Dataset rows:
-----

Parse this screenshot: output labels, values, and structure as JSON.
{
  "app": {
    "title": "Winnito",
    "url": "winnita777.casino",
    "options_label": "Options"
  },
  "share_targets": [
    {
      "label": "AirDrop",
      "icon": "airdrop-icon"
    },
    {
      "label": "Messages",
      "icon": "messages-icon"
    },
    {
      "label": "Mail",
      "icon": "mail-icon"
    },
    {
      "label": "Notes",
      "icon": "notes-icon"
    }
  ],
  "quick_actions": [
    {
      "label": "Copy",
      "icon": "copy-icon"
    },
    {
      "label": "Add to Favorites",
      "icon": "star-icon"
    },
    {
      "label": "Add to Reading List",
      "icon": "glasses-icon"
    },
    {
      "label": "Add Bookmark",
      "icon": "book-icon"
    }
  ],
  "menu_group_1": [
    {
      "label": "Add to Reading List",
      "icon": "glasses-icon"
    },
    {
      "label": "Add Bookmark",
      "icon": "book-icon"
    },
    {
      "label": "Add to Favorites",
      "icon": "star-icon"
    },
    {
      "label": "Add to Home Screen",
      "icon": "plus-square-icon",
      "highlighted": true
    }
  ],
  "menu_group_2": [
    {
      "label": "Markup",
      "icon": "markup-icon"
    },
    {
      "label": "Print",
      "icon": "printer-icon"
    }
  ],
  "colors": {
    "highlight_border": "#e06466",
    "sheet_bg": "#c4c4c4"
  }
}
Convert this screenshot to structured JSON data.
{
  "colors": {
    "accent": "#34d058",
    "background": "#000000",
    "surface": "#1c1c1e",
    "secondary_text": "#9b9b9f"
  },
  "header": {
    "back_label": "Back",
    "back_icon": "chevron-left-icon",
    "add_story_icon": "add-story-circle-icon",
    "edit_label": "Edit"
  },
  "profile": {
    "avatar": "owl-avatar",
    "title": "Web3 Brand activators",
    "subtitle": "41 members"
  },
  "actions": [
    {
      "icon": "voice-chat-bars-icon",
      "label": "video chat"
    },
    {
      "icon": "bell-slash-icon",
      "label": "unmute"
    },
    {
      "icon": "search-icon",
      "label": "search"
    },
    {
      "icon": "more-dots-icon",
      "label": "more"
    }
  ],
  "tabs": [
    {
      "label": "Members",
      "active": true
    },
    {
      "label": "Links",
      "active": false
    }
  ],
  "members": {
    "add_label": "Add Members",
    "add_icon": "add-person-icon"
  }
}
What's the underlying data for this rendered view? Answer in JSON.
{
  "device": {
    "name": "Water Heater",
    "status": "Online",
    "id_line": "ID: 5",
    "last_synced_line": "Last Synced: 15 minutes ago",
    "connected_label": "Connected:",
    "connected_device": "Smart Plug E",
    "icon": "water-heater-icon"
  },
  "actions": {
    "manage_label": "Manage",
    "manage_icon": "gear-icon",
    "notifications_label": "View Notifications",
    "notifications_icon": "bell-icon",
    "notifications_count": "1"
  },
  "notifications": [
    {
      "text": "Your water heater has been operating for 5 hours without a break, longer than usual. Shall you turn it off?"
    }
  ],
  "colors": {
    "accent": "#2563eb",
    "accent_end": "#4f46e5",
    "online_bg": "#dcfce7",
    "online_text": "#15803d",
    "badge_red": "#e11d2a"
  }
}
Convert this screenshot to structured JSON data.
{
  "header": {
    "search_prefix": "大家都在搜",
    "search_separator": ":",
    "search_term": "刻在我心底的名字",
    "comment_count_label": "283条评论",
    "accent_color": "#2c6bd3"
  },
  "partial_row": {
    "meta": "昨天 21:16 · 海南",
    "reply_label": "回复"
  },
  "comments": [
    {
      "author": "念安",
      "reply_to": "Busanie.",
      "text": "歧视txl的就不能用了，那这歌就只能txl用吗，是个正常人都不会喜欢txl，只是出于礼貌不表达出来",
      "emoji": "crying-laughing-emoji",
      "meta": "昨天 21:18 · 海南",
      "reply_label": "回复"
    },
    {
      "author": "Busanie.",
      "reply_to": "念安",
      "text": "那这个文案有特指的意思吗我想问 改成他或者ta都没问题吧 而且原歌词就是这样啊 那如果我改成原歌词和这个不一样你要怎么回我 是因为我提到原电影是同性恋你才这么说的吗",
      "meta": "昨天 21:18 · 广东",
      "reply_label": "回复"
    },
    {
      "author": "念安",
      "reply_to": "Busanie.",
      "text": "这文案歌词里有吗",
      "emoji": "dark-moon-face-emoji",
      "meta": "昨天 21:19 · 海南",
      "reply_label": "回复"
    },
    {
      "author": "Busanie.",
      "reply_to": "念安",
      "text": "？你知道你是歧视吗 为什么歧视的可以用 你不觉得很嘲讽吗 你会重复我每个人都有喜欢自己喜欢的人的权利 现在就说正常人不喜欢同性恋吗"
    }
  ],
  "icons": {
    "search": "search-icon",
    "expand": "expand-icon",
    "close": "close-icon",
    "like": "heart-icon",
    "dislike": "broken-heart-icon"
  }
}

-----

:: Task directions ::
From the records above, extract every line exactly as it stands.

:: Response to this exercise ::
Parse this screenshot: output labels, values, and structure as JSON.
{
  "app": {
    "title": "Winnito",
    "url": "winnita777.casino",
    "options_label": "Options"
  },
  "share_targets": [
    {
      "label": "AirDrop",
      "icon": "airdrop-icon"
    },
    {
      "label": "Messages",
      "icon": "messages-icon"
    },
    {
      "label": "Mail",
      "icon": "mail-icon"
    },
    {
      "label": "Notes",
      "icon": "notes-icon"
    }
  ],
  "quick_actions": [
    {
      "label": "Copy",
      "icon": "copy-icon"
    },
    {
      "label": "Add to Favorites",
      "icon": "star-icon"
    },
    {
      "label": "Add to Reading List",
      "icon": "glasses-icon"
    },
    {
      "label": "Add Bookmark",
      "icon": "book-icon"
    }
  ],
  "menu_group_1": [
    {
      "label": "Add to Reading List",
      "icon": "glasses-icon"
    },
    {
      "label": "Add Bookmark",
      "icon": "book-icon"
    },
    {
      "label": "Add to Favorites",
      "icon": "star-icon"
    },
    {
      "label": "Add to Home Screen",
      "icon": "plus-square-icon",
      "highlighted": true
    }
  ],
  "menu_group_2": [
    {
      "label": "Markup",
      "icon": "markup-icon"
    },
    {
      "label": "Print",
      "icon": "printer-icon"
    }
  ],
  "colors": {
    "highlight_border": "#e06466",
    "sheet_bg": "#c4c4c4"
  }
}
Convert this screenshot to structured JSON data.
{
  "colors": {
    "accent": "#34d058",
    "background": "#000000",
    "surface": "#1c1c1e",
    "secondary_text": "#9b9b9f"
  },
  "header": {
    "back_label": "Back",
    "back_icon": "chevron-left-icon",
    "add_story_icon": "add-story-circle-icon",
    "edit_label": "Edit"
  },
  "profile": {
    "avatar": "owl-avatar",
    "title": "Web3 Brand activators",
    "subtitle": "41 members"
  },
  "actions": [
    {
      "icon": "voice-chat-bars-icon",
      "label": "video chat"
    },
    {
      "icon": "bell-slash-icon",
      "label": "unmute"
    },
    {
      "icon": "search-icon",
      "label": "search"
    },
    {
      "icon": "more-dots-icon",
      "label": "more"
    }
  ],
  "tabs": [
    {
      "label": "Members",
      "active": true
    },
    {
      "label": "Links",
      "active": false
    }
  ],
  "members": {
    "add_label": "Add Members",
    "add_icon": "add-person-icon"
  }
}
What's the underlying data for this rendered view? Answer in JSON.
{
  "device": {
    "name": "Water Heater",
    "status": "Online",
    "id_line": "ID: 5",
    "last_synced_line": "Last Synced: 15 minutes ago",
    "connected_label": "Connected:",
    "connected_device": "Smart Plug E",
    "icon": "water-heater-icon"
  },
  "actions": {
    "manage_label": "Manage",
    "manage_icon": "gear-icon",
    "notifications_label": "View Notifications",
    "notifications_icon": "bell-icon",
    "notifications_count": "1"
  },
  "notifications": [
    {
      "text": "Your water heater has been operating for 5 hours without a break, longer than usual. Shall you turn it off?"
    }
  ],
  "colors": {
    "accent": "#2563eb",
    "accent_end": "#4f46e5",
    "online_bg": "#dcfce7",
    "online_text": "#15803d",
    "badge_red": "#e11d2a"
  }
}
Convert this screenshot to structured JSON data.
{
  "header": {
    "search_prefix": "大家都在搜",
    "search_separator": ":",
    "search_term": "刻在我心底的名字",
    "comment_count_label": "283条评论",
    "accent_color": "#2c6bd3"
  },
  "partial_row": {
    "meta": "昨天 21:16 · 海南",
    "reply_label": "回复"
  },
  "comments": [
    {
      "author": "念安",
      "reply_to": "Busanie.",
      "text": "歧视txl的就不能用了，那这歌就只能txl用吗，是个正常人都不会喜欢txl，只是出于礼貌不表达出来",
      "emoji": "crying-laughing-emoji",
      "meta": "昨天 21:18 · 海南",
      "reply_label": "回复"
    },
    {
      "author": "Busanie.",
      "reply_to": "念安",
      "text": "那这个文案有特指的意思吗我想问 改成他或者ta都没问题吧 而且原歌词就是这样啊 那如果我改成原歌词和这个不一样你要怎么回我 是因为我提到原电影是同性恋你才这么说的吗",
      "meta": "昨天 21:18 · 广东",
      "reply_label": "回复"
    },
    {
      "author": "念安",
      "reply_to": "Busanie.",
      "text": "这文案歌词里有吗",
      "emoji": "dark-moon-face-emoji",
      "meta": "昨天 21:19 · 海南",
      "reply_label": "回复"
    },
    {
      "author": "Busanie.",
      "reply_to": "念安",
      "text": "？你知道你是歧视吗 为什么歧视的可以用 你不觉得很嘲讽吗 你会重复我每个人都有喜欢自己喜欢的人的权利 现在就说正常人不喜欢同性恋吗"
    }
  ],
  "icons": {
    "search": "search-icon",
    "expand": "expand-icon",
    "close": "close-icon",
    "like": "heart-icon",
    "dislike": "broken-heart-icon"
  }
}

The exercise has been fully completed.